---- Data supplied

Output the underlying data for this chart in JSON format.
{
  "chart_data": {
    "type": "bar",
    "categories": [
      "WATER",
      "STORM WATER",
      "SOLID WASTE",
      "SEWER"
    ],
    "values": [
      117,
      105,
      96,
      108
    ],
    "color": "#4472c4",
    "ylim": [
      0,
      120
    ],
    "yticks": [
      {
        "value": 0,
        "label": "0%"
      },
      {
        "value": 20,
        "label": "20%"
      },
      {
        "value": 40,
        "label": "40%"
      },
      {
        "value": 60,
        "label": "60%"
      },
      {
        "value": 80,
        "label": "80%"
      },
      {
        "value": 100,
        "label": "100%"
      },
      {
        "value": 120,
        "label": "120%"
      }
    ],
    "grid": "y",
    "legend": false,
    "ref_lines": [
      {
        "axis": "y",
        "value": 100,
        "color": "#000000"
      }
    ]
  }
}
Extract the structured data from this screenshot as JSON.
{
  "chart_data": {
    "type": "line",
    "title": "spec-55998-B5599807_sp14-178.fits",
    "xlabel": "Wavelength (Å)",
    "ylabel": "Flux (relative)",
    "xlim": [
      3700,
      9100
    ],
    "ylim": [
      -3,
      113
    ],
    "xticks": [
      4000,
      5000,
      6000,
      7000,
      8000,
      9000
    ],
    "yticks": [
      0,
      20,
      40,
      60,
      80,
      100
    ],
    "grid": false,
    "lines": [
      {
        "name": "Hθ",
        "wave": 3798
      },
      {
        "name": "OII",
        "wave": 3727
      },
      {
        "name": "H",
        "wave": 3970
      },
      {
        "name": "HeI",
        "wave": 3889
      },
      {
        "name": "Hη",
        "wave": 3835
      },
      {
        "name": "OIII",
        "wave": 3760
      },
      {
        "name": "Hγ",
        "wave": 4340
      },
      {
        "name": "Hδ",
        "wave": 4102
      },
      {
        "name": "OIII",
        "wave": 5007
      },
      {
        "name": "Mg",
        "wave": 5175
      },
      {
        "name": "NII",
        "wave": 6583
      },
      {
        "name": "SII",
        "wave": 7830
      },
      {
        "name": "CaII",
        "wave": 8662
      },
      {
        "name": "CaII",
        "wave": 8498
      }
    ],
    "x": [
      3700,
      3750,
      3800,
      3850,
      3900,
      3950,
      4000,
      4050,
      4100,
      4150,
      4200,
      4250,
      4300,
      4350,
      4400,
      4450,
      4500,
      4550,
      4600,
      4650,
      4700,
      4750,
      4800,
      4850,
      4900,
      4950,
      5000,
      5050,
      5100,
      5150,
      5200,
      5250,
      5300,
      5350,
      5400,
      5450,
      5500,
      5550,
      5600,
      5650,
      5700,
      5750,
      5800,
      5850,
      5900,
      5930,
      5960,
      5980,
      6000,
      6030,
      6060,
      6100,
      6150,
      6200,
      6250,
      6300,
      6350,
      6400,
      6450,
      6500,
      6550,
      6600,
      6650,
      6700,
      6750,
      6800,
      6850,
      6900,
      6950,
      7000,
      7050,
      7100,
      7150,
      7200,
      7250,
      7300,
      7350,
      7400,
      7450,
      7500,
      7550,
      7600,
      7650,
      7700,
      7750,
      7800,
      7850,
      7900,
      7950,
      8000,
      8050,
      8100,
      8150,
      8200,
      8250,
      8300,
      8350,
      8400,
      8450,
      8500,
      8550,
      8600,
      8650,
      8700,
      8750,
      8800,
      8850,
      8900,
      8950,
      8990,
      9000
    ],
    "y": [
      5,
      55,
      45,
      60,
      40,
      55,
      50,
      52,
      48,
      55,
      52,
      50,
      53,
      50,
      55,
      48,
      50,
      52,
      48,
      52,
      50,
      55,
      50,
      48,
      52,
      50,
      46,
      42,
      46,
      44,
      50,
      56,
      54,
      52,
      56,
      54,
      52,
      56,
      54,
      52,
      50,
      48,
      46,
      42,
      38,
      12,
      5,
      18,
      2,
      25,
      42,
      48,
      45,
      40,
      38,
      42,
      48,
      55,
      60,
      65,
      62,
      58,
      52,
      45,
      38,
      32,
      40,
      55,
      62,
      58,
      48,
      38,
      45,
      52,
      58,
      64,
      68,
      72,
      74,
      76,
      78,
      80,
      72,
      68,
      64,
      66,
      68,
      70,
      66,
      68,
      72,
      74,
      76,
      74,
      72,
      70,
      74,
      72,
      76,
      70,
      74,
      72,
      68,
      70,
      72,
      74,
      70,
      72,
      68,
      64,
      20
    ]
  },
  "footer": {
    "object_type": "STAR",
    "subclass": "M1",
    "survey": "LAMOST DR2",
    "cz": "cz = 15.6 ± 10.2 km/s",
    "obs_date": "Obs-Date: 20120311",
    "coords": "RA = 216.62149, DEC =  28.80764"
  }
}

--------

* _Work to be completed_
Transcribe every entry verbatim.

* _Solution to this problem_
Output the underlying data for this chart in JSON format.
{
  "chart_data": {
    "type": "bar",
    "categories": [
      "WATER",
      "STORM WATER",
      "SOLID WASTE",
      "SEWER"
    ],
    "values": [
      117,
      105,
      96,
      108
    ],
    "color": "#4472c4",
    "ylim": [
      0,
      120
    ],
    "yticks": [
      {
        "value": 0,
        "label": "0%"
      },
      {
        "value": 20,
        "label": "20%"
      },
      {
        "value": 40,
        "label": "40%"
      },
      {
        "value": 60,
        "label": "60%"
      },
      {
        "value": 80,
        "label": "80%"
      },
      {
        "value": 100,
        "label": "100%"
      },
      {
        "value": 120,
        "label": "120%"
      }
    ],
    "grid": "y",
    "legend": false,
    "ref_lines": [
      {
        "axis": "y",
        "value": 100,
        "color": "#000000"
      }
    ]
  }
}
Extract the structured data from this screenshot as JSON.
{
  "chart_data": {
    "type": "line",
    "title": "spec-55998-B5599807_sp14-178.fits",
    "xlabel": "Wavelength (Å)",
    "ylabel": "Flux (relative)",
    "xlim": [
      3700,
      9100
    ],
    "ylim": [
      -3,
      113
    ],
    "xticks": [
      4000,
      5000,
      6000,
      7000,
      8000,
      9000
    ],
    "yticks": [
      0,
      20,
      40,
      60,
      80,
      100
    ],
    "grid": false,
    "lines": [
      {
        "name": "Hθ",
        "wave": 3798
      },
      {
        "name": "OII",
        "wave": 3727
      },
      {
        "name": "H",
        "wave": 3970
      },
      {
        "name": "HeI",
        "wave": 3889
      },
      {
        "name": "Hη",
        "wave": 3835
      },
      {
        "name": "OIII",
        "wave": 3760
      },
      {
        "name": "Hγ",
        "wave": 4340
      },
      {
        "name": "Hδ",
        "wave": 4102
      },
      {
        "name": "OIII",
        "wave": 5007
      },
      {
        "name": "Mg",
        "wave": 5175
      },
      {
        "name": "NII",
        "wave": 6583
      },
      {
        "name": "SII",
        "wave": 7830
      },
      {
        "name": "CaII",
        "wave": 8662
      },
      {
        "name": "CaII",
        "wave": 8498
      }
    ],
    "x": [
      3700,
      3750,
      3800,
      3850,
      3900,
      3950,
      4000,
      4050,
      4100,
      4150,
      4200,
      4250,
      4300,
      4350,
      4400,
      4450,
      4500,
      4550,
      4600,
      4650,
      4700,
      4750,
      4800,
      4850,
      4900,
      4950,
      5000,
      5050,
      5100,
      5150,
      5200,
      5250,
      5300,
      5350,
      5400,
      5450,
      5500,
      5550,
      5600,
      5650,
      5700,
      5750,
      5800,
      5850,
      5900,
      5930,
      5960,
      5980,
      6000,
      6030,
      6060,
      6100,
      6150,
      6200,
      6250,
      6300,
      6350,
      6400,
      6450,
      6500,
      6550,
      6600,
      6650,
      6700,
      6750,
      6800,
      6850,
      6900,
      6950,
      7000,
      7050,
      7100,
      7150,
      7200,
      7250,
      7300,
      7350,
      7400,
      7450,
      7500,
      7550,
      7600,
      7650,
      7700,
      7750,
      7800,
      7850,
      7900,
      7950,
      8000,
      8050,
      8100,
      8150,
      8200,
      8250,
      8300,
      8350,
      8400,
      8450,
      8500,
      8550,
      8600,
      8650,
      8700,
      8750,
      8800,
      8850,
      8900,
      8950,
      8990,
      9000
    ],
    "y": [
      5,
      55,
      45,
      60,
      40,
      55,
      50,
      52,
      48,
      55,
      52,
      50,
      53,
      50,
      55,
      48,
      50,
      52,
      48,
      52,
      50,
      55,
      50,
      48,
      52,
      50,
      46,
      42,
      46,
      44,
      50,
      56,
      54,
      52,
      56,
      54,
      52,
      56,
      54,
      52,
      50,
      48,
      46,
      42,
      38,
      12,
      5,
      18,
      2,
      25,
      42,
      48,
      45,
      40,
      38,
      42,
      48,
      55,
      60,
      65,
      62,
      58,
      52,
      45,
      38,
      32,
      40,
      55,
      62,
      58,
      48,
      38,
      45,
      52,
      58,
      64,
      68,
      72,
      74,
      76,
      78,
      80,
      72,
      68,
      64,
      66,
      68,
      70,
      66,
      68,
      72,
      74,
      76,
      74,
      72,
      70,
      74,
      72,
      76,
      70,
      74,
      72,
      68,
      70,
      72,
      74,
      70,
      72,
      68,
      64,
      20
    ]
  },
  "footer": {
    "object_type": "STAR",
    "subclass": "M1",
    "survey": "LAMOST DR2",
    "cz": "cz = 15.6 ± 10.2 km/s",
    "obs_date": "Obs-Date: 20120311",
    "coords": "RA = 216.62149, DEC =  28.80764"
  }
}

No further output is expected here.